### Given instruction:
Look over the entries that follow and work out how many lines contain "неопределенные". State the number only.

[Data entries]

----

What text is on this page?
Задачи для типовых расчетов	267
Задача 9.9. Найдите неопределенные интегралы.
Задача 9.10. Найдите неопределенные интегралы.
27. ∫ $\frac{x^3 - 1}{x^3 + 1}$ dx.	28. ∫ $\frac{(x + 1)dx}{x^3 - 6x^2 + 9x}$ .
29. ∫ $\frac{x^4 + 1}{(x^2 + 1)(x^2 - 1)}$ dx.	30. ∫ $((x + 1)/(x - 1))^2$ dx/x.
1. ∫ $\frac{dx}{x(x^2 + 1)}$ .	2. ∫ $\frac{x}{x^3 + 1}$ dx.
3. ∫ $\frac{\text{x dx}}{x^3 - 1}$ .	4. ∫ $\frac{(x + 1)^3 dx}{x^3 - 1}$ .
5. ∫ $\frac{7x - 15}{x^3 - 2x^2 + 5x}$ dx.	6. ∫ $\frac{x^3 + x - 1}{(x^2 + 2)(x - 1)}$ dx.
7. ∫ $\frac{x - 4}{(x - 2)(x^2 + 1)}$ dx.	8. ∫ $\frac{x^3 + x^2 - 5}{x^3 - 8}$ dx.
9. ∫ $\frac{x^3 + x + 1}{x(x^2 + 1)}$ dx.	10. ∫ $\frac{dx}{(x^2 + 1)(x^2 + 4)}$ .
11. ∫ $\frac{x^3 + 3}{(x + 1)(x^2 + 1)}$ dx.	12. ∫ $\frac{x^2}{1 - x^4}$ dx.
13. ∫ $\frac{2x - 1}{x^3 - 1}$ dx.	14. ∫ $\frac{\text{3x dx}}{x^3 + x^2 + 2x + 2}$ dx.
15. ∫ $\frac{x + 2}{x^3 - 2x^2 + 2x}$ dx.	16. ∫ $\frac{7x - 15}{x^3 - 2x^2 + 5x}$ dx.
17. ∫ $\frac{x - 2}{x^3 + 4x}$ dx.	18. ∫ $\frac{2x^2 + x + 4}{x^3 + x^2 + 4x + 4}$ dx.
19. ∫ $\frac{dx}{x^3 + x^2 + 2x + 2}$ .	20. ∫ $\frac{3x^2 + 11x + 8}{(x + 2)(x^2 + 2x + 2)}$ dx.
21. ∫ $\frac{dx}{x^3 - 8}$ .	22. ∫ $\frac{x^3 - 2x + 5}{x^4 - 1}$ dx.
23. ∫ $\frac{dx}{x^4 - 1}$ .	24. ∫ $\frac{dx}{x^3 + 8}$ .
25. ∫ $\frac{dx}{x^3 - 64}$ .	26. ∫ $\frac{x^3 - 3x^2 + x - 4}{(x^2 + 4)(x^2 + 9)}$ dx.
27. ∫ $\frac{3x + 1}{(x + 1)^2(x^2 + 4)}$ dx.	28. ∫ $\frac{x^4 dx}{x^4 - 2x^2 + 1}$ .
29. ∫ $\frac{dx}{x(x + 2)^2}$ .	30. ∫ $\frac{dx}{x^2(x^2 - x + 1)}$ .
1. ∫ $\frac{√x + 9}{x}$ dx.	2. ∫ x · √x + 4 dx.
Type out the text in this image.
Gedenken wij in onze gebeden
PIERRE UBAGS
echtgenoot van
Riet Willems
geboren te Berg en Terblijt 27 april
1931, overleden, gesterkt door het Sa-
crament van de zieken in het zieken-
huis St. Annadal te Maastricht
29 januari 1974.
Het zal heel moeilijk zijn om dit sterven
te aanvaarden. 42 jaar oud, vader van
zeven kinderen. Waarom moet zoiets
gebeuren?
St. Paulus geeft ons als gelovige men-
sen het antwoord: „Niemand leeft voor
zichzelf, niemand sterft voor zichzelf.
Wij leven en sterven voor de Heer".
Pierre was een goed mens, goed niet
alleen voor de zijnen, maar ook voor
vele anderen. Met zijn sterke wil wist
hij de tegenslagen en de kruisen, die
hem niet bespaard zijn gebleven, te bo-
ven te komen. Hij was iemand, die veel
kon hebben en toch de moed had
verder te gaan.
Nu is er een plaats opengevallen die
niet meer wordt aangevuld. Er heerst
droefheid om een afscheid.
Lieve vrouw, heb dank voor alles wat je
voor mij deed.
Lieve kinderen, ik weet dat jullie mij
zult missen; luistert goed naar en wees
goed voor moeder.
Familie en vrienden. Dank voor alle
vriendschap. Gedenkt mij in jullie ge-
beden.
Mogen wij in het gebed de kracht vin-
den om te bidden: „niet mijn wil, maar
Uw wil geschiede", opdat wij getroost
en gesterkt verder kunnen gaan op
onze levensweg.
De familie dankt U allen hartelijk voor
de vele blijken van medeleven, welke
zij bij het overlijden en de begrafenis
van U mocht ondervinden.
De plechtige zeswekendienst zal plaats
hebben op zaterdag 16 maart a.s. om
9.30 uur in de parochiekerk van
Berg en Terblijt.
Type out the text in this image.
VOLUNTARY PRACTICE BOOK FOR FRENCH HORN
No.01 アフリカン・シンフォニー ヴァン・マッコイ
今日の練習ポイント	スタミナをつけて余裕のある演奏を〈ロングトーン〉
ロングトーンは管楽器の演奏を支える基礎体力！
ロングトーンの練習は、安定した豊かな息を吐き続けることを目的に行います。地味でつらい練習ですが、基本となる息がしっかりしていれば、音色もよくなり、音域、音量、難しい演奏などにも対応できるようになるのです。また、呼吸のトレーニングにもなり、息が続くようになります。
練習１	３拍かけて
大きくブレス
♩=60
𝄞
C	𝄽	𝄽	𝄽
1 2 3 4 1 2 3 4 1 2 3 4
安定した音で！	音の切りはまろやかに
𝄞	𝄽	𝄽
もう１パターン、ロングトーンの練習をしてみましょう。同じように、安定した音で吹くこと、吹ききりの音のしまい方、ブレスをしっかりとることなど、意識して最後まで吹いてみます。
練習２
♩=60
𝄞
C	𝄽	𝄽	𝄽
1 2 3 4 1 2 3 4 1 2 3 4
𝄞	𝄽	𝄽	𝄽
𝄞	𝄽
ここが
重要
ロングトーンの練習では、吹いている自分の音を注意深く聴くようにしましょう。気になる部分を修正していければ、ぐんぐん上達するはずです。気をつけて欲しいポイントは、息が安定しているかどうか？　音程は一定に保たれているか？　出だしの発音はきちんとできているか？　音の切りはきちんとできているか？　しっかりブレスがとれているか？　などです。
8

----

### Complete output:
2